> _Required work_:
Go through the records underneath and count the lines that include the string "dansk". Give nothing but the number.

> _Entries shown_:
----
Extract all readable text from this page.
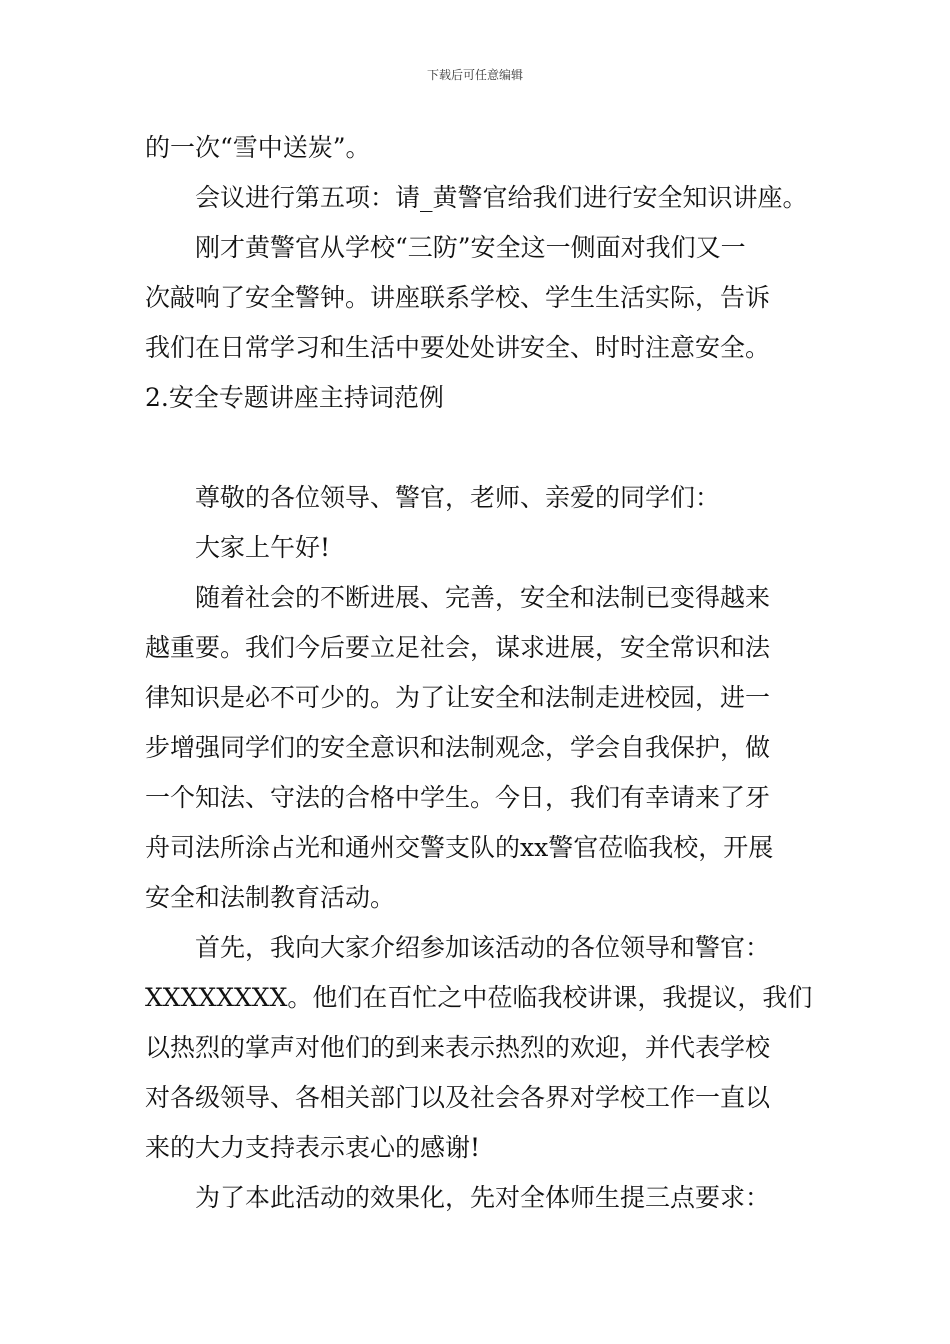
下载后可任意编辑
的一次“雪中送炭”。
会议进行第五项：请_黄警官给我们进行安全知识讲座。
刚才黄警官从学校“三防”安全这一侧面对我们又一
次敲响了安全警钟。讲座联系学校、学生生活实际，告诉
我们在日常学习和生活中要处处讲安全、时时注意安全。
2.安全专题讲座主持词范例
尊敬的各位领导、警官，老师、亲爱的同学们：
大家上午好!
随着社会的不断进展、完善，安全和法制已变得越来
越重要。我们今后要立足社会，谋求进展，安全常识和法
律知识是必不可少的。为了让安全和法制走进校园，进一
步增强同学们的安全意识和法制观念，学会自我保护，做
一个知法、守法的合格中学生。今日，我们有幸请来了牙
舟司法所涂占光和通州交警支队的xx警官莅临我校，开展
安全和法制教育活动。
首先，我向大家介绍参加该活动的各位领导和警官：
XXXXXXXX。他们在百忙之中莅临我校讲课，我提议，我们
以热烈的掌声对他们的到来表示热烈的欢迎，并代表学校
对各级领导、各相关部门以及社会各界对学校工作一直以
来的大力支持表示衷心的感谢!
为了本此活动的效果化，先对全体师生提三点要求：
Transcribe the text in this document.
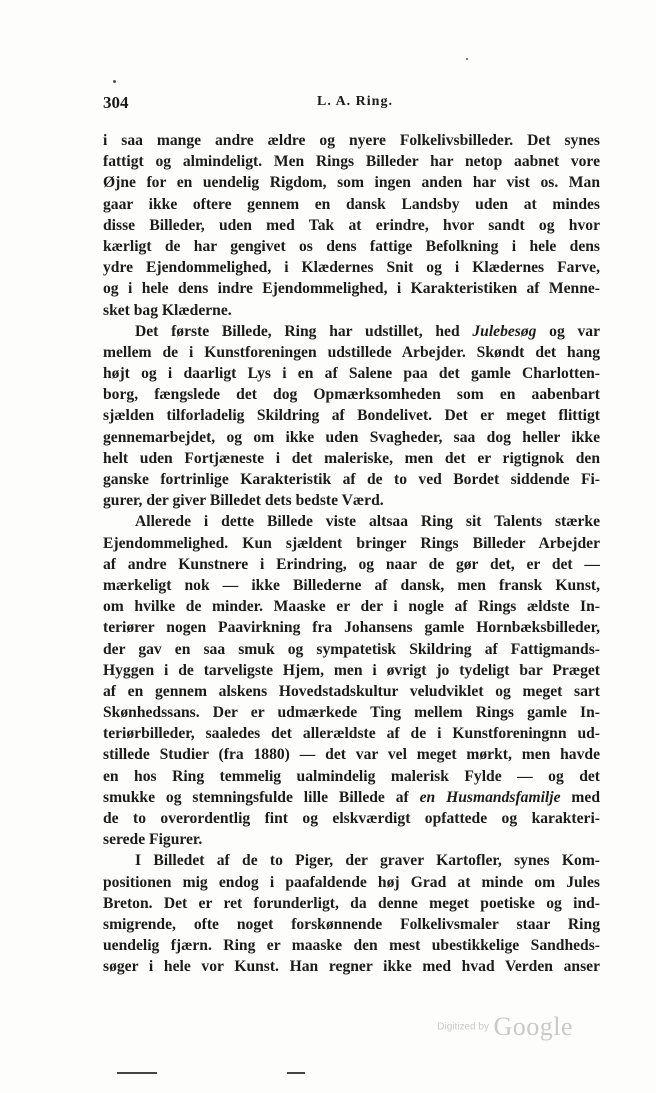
304	L. A. Ring.
i saa mange andre ældre og nyere Folkelivsbilleder. Det synes
fattigt og almindeligt. Men Rings Billeder har netop aabnet vore
Øjne for en uendelig Rigdom, som ingen anden har vist os. Man
gaar ikke oftere gennem en dansk Landsby uden at mindes
disse Billeder, uden med Tak at erindre, hvor sandt og hvor
kærligt de har gengivet os dens fattige Befolkning i hele dens
ydre Ejendommelighed, i Klædernes Snit og i Klædernes Farve,
og i hele dens indre Ejendommelighed, i Karakteristiken af Menne-
sket bag Klæderne.
Det første Billede, Ring har udstillet, hed Julebesøg og var
mellem de i Kunstforeningen udstillede Arbejder. Skøndt det hang
højt og i daarligt Lys i en af Salene paa det gamle Charlotten-
borg, fængslede det dog Opmærksomheden som en aabenbart
sjælden tilforladelig Skildring af Bondelivet. Det er meget flittigt
gennemarbejdet, og om ikke uden Svagheder, saa dog heller ikke
helt uden Fortjæneste i det maleriske, men det er rigtignok den
ganske fortrinlige Karakteristik af de to ved Bordet siddende Fi-
gurer, der giver Billedet dets bedste Værd.
Allerede i dette Billede viste altsaa Ring sit Talents stærke
Ejendommelighed. Kun sjældent bringer Rings Billeder Arbejder
af andre Kunstnere i Erindring, og naar de gør det, er det —
mærkeligt nok — ikke Billederne af dansk, men fransk Kunst,
om hvilke de minder. Maaske er der i nogle af Rings ældste In-
teriører nogen Paavirkning fra Johansens gamle Hornbæksbilleder,
der gav en saa smuk og sympatetisk Skildring af Fattigmands-
Hyggen i de tarveligste Hjem, men i øvrigt jo tydeligt bar Præget
af en gennem alskens Hovedstadskultur veludviklet og meget sart
Skønhedssans. Der er udmærkede Ting mellem Rings gamle In-
teriørbilleder, saaledes det allerældste af de i Kunstforeningnn ud-
stillede Studier (fra 1880) — det var vel meget mørkt, men havde
en hos Ring temmelig ualmindelig malerisk Fylde — og det
smukke og stemningsfulde lille Billede af en Husmandsfamilje med
de to overordentlig fint og elskværdigt opfattede og karakteri-
serede Figurer.
I Billedet af de to Piger, der graver Kartofler, synes Kom-
positionen mig endog i paafaldende høj Grad at minde om Jules
Breton. Det er ret forunderligt, da denne meget poetiske og ind-
smigrende, ofte noget forskønnende Folkelivsmaler staar Ring
uendelig fjærn. Ring er maaske den mest ubestikkelige Sandheds-
søger i hele vor Kunst. Han regner ikke med hvad Verden anser
Digitized by Google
----
> _Reply to the exercise_:
2